#### What is asked:
Return the rows below unchanged, beginning with the row that contains "outline-item[interactable]: 施工流水段的划分 [413, 282, 725, 298]" and ending after the row that contains "nav-template[interactable]: 模板 [0, 310, 90, 364]".

#### Data shown:
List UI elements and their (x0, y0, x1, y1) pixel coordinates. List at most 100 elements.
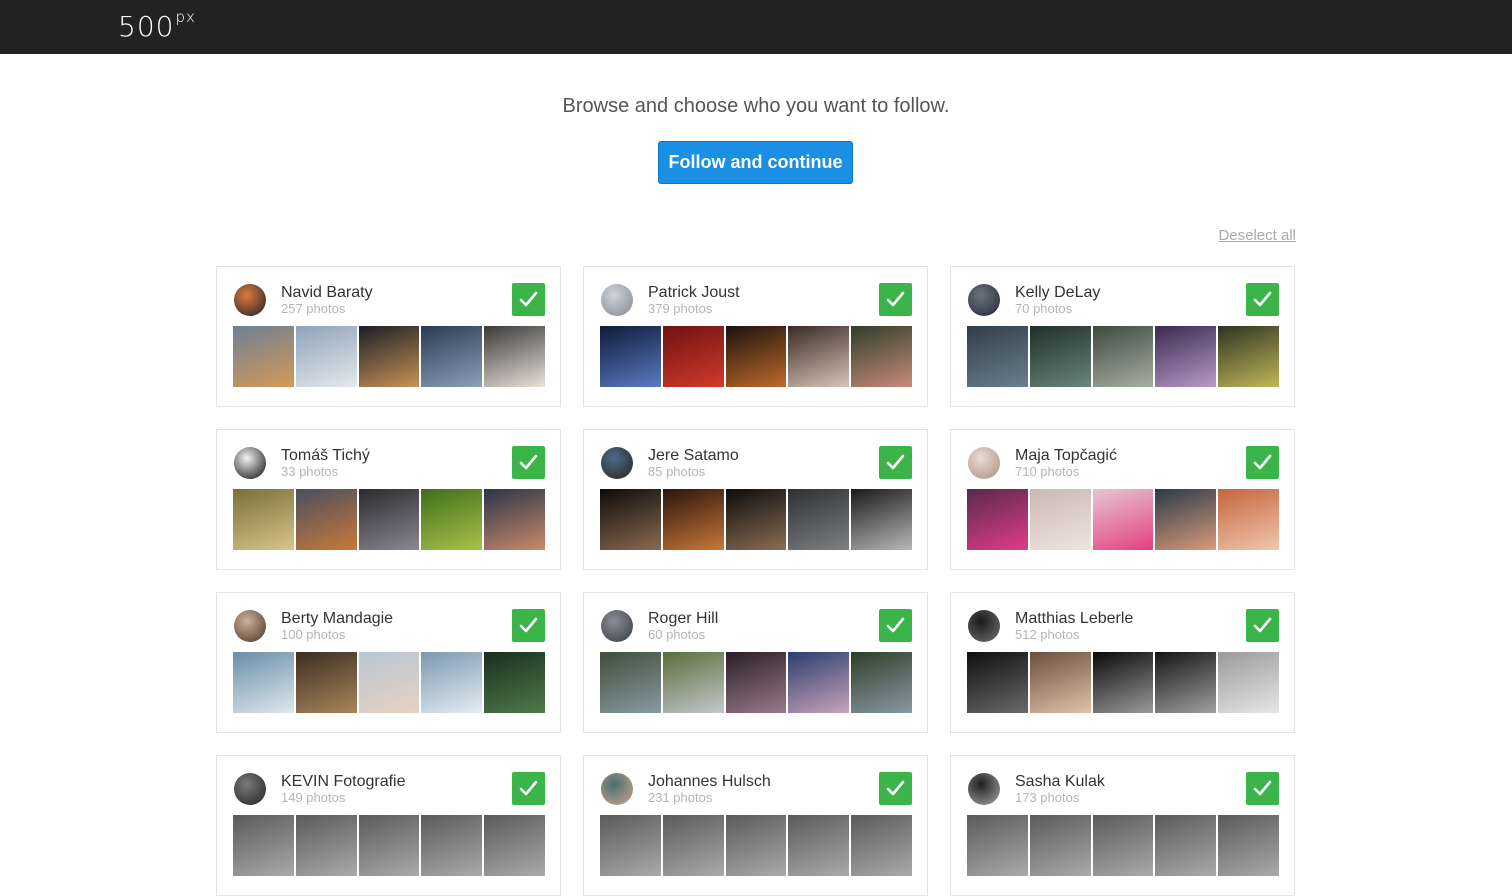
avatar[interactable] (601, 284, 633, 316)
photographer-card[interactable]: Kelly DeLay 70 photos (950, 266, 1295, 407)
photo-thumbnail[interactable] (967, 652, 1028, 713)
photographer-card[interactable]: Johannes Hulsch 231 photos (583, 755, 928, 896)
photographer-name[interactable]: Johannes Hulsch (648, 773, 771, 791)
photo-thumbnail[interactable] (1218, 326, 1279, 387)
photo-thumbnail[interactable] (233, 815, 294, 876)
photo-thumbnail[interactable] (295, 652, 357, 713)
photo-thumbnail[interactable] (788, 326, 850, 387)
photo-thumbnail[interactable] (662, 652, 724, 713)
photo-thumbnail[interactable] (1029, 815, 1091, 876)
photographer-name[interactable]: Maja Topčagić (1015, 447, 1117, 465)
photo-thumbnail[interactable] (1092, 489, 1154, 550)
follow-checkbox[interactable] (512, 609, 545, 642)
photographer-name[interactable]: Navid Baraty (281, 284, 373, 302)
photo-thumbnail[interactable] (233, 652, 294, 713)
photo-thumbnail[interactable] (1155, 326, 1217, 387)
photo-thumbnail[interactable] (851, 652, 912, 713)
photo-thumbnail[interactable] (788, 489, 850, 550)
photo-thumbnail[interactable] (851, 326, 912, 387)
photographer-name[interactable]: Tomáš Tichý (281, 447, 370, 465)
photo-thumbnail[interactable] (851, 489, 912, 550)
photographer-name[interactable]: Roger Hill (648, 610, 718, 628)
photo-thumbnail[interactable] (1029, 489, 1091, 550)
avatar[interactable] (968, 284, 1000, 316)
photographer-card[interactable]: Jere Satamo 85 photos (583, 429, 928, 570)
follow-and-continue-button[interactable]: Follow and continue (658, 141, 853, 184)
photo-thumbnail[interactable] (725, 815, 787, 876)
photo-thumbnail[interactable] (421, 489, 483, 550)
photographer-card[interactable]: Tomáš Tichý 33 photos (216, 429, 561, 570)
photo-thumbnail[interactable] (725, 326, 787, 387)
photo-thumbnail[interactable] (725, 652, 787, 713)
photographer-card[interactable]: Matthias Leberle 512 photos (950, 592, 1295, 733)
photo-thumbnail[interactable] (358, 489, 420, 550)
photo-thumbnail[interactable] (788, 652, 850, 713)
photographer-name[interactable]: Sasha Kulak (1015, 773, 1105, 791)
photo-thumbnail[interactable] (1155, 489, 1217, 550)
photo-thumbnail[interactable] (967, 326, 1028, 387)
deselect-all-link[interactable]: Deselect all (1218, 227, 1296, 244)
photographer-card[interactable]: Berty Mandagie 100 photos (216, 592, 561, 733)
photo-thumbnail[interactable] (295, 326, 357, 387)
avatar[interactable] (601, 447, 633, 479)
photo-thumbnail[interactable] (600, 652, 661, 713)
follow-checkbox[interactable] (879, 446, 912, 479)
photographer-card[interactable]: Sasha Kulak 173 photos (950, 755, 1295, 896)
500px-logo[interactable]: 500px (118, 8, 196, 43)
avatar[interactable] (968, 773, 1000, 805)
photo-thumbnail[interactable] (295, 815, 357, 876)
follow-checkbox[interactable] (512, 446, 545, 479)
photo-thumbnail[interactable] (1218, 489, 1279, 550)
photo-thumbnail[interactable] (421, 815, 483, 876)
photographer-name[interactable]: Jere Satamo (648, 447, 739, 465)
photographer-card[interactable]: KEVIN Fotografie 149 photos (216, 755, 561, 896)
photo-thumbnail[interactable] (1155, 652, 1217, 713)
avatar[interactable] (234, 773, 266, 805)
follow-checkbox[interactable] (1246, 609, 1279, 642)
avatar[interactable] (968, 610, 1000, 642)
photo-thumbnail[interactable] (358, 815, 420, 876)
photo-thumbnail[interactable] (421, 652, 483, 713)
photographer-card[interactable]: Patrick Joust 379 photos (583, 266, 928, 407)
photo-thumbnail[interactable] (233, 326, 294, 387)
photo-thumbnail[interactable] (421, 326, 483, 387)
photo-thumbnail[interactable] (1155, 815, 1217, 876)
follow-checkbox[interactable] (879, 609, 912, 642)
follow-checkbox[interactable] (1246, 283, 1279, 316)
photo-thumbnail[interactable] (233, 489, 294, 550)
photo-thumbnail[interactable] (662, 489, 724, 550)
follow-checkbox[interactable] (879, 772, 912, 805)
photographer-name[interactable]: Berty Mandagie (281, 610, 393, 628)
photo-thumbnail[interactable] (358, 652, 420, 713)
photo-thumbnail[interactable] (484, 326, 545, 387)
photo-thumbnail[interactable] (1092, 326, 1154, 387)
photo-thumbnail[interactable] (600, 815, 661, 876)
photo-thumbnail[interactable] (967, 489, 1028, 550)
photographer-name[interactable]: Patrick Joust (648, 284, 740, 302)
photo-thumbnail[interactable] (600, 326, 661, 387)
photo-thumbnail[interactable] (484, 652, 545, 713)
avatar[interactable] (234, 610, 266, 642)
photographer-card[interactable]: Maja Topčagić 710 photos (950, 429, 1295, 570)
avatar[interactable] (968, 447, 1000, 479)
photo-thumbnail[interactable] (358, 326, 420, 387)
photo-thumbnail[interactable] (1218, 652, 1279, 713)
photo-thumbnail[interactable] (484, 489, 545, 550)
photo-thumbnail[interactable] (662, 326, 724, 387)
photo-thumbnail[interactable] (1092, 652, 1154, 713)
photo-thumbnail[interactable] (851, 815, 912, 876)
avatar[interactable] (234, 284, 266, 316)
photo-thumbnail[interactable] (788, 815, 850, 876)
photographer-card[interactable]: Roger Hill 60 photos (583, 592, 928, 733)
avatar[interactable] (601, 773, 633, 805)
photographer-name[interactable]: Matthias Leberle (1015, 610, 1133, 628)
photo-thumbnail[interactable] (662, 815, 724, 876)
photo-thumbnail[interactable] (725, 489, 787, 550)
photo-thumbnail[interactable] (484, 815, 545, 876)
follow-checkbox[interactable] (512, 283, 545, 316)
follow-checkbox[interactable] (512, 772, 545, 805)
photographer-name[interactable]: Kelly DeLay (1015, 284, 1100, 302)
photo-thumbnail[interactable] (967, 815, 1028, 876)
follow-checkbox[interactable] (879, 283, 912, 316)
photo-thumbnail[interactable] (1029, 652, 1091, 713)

--

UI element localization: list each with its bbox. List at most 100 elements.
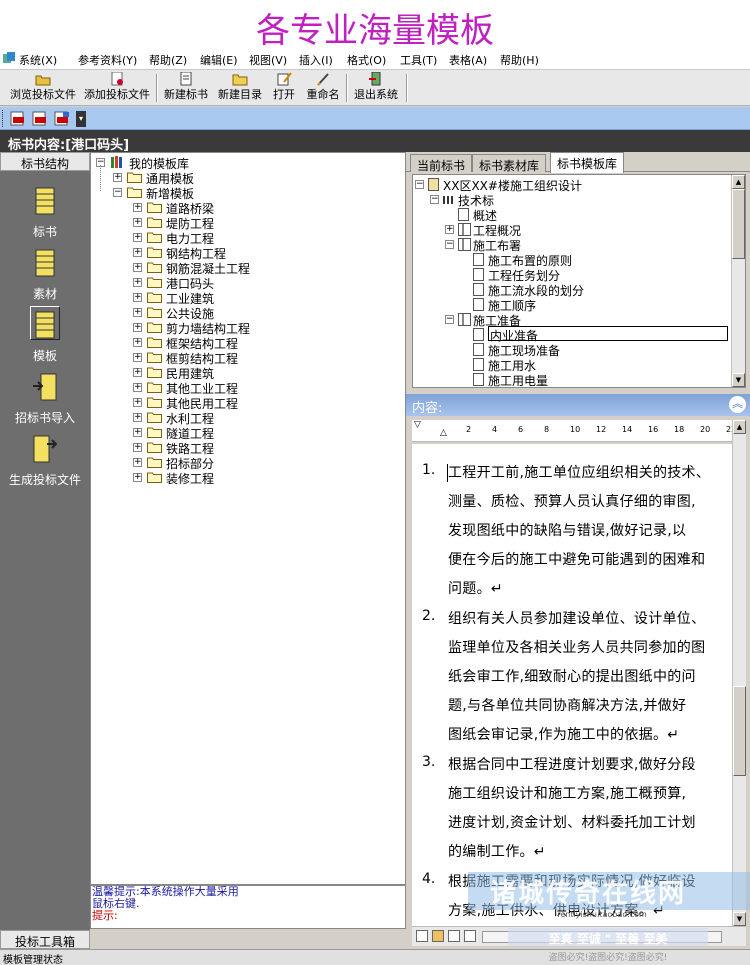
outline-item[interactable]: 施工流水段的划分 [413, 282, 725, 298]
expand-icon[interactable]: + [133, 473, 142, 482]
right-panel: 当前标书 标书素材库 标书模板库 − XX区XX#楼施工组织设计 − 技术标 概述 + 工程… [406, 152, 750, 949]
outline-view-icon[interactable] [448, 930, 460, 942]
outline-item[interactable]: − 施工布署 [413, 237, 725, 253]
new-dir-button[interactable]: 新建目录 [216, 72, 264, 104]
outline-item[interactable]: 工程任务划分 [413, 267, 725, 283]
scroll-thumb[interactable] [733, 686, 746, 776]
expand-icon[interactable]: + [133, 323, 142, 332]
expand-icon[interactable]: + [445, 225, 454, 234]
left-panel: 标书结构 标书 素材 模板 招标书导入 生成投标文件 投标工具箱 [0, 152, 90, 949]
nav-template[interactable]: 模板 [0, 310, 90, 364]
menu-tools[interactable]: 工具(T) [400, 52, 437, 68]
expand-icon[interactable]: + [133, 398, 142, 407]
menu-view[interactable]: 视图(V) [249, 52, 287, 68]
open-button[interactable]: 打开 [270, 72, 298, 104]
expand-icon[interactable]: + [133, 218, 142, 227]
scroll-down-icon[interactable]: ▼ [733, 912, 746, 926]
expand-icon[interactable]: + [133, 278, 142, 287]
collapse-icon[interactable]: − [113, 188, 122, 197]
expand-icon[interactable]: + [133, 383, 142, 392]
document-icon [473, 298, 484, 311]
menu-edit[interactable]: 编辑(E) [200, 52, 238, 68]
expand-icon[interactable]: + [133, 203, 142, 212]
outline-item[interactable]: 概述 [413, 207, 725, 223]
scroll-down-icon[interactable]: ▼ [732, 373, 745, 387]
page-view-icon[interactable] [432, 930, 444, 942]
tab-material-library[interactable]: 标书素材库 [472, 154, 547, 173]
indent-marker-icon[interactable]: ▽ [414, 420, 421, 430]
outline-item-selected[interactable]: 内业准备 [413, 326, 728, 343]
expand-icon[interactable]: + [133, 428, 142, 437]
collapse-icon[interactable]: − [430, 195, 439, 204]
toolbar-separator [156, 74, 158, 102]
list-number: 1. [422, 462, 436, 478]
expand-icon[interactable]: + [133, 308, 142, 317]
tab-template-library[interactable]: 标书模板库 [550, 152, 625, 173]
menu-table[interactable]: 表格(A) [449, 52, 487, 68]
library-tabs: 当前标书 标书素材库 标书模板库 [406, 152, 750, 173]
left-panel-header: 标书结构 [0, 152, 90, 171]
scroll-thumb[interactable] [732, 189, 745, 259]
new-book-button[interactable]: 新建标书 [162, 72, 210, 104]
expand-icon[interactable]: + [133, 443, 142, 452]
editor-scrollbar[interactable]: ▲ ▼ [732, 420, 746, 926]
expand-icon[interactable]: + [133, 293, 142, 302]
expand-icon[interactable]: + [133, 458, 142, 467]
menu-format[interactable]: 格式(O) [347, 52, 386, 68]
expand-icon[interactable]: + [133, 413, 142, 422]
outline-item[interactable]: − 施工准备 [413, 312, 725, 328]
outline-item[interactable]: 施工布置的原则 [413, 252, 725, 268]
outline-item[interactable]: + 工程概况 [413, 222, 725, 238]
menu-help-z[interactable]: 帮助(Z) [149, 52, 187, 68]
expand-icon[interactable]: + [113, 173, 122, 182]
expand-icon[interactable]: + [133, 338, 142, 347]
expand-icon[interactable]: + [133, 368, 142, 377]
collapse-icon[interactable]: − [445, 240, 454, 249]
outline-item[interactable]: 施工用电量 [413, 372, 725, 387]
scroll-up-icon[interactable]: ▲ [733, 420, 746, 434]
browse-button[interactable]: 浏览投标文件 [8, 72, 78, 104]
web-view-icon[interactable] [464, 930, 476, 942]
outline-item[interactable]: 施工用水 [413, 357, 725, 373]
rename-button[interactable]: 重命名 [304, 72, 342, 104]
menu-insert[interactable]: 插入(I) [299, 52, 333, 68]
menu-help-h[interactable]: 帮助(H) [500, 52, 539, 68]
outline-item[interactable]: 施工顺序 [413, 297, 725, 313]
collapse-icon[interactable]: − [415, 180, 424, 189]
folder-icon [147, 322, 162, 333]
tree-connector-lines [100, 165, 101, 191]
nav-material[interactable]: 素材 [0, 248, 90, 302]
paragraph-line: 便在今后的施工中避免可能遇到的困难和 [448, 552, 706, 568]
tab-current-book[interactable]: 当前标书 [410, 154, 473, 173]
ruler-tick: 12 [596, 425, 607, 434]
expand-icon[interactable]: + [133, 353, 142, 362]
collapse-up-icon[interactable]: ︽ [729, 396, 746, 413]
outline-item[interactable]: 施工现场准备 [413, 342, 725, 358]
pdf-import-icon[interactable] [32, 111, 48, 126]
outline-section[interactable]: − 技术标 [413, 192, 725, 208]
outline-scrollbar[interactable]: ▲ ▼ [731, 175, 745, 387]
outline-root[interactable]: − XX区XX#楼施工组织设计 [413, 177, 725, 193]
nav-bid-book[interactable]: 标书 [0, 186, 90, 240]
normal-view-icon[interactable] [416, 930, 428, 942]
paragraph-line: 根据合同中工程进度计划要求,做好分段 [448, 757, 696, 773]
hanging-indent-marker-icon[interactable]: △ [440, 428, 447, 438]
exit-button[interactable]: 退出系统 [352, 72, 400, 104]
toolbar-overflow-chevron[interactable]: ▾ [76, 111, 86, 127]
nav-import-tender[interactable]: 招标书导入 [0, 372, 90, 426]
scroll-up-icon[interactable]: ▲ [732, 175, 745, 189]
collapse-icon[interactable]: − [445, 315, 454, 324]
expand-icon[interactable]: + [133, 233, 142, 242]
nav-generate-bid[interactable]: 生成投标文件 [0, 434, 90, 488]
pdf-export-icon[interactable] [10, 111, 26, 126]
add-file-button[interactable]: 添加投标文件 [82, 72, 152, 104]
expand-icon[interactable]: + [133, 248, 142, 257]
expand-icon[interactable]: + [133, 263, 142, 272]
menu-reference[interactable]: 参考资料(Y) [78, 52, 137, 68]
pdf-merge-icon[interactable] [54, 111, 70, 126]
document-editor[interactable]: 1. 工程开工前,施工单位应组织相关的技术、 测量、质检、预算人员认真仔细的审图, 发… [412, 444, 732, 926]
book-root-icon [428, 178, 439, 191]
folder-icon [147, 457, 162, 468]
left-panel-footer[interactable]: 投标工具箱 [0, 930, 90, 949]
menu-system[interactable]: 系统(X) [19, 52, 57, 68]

#### Task response:
outline-item[interactable]: 施工流水段的划分 [413, 282, 725, 298]
expand-icon[interactable]: + [133, 473, 142, 482]
right-panel: 当前标书 标书素材库 标书模板库 − XX区XX#楼施工组织设计 − 技术标 概述 + 工程… [406, 152, 750, 949]
outline-view-icon[interactable] [448, 930, 460, 942]
outline-item[interactable]: − 施工布署 [413, 237, 725, 253]
new-dir-button[interactable]: 新建目录 [216, 72, 264, 104]
outline-item[interactable]: 工程任务划分 [413, 267, 725, 283]
scroll-thumb[interactable] [733, 686, 746, 776]
expand-icon[interactable]: + [133, 323, 142, 332]
expand-icon[interactable]: + [445, 225, 454, 234]
left-panel: 标书结构 标书 素材 模板 招标书导入 生成投标文件 投标工具箱 [0, 152, 90, 949]
nav-template[interactable]: 模板 [0, 310, 90, 364]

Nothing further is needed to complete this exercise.